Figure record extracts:

____

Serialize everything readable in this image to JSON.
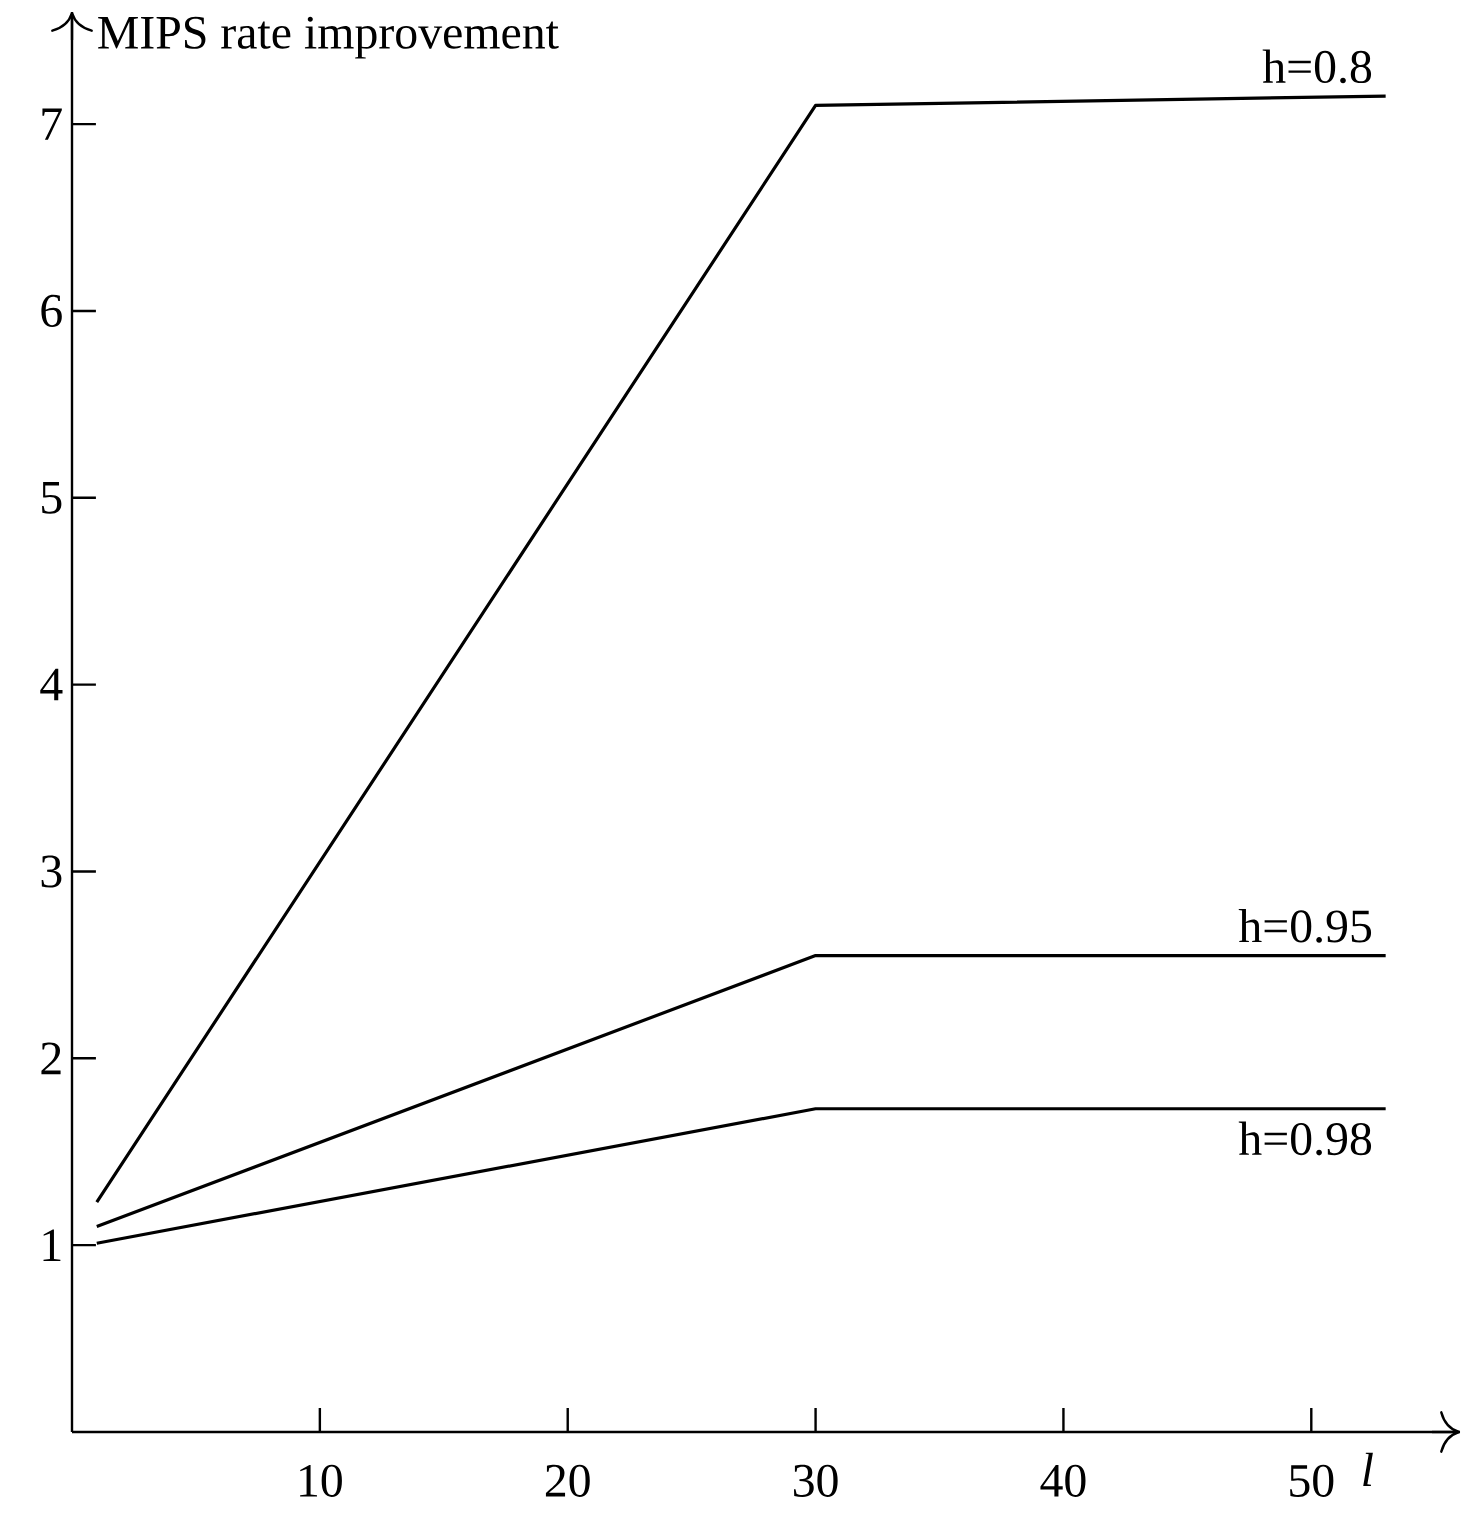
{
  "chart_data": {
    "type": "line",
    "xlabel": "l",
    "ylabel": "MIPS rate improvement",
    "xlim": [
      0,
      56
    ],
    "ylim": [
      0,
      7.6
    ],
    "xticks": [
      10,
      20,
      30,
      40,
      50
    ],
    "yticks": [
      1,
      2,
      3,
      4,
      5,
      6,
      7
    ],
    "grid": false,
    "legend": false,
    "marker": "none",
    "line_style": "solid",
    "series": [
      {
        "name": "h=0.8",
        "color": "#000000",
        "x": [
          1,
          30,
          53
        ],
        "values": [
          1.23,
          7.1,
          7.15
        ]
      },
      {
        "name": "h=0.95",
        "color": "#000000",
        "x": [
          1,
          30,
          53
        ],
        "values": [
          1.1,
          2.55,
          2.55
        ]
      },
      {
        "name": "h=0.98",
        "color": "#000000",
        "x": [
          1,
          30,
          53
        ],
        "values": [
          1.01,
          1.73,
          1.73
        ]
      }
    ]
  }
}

____

*Aim of the exercise:* Retype each entry precisely. Skip images entirely.

*Response:*
Serialize everything readable in this image to JSON.
{
  "chart_data": {
    "type": "line",
    "xlabel": "l",
    "ylabel": "MIPS rate improvement",
    "xlim": [
      0,
      56
    ],
    "ylim": [
      0,
      7.6
    ],
    "xticks": [
      10,
      20,
      30,
      40,
      50
    ],
    "yticks": [
      1,
      2,
      3,
      4,
      5,
      6,
      7
    ],
    "grid": false,
    "legend": false,
    "marker": "none",
    "line_style": "solid",
    "series": [
      {
        "name": "h=0.8",
        "color": "#000000",
        "x": [
          1,
          30,
          53
        ],
        "values": [
          1.23,
          7.1,
          7.15
        ]
      },
      {
        "name": "h=0.95",
        "color": "#000000",
        "x": [
          1,
          30,
          53
        ],
        "values": [
          1.1,
          2.55,
          2.55
        ]
      },
      {
        "name": "h=0.98",
        "color": "#000000",
        "x": [
          1,
          30,
          53
        ],
        "values": [
          1.01,
          1.73,
          1.73
        ]
      }
    ]
  }
}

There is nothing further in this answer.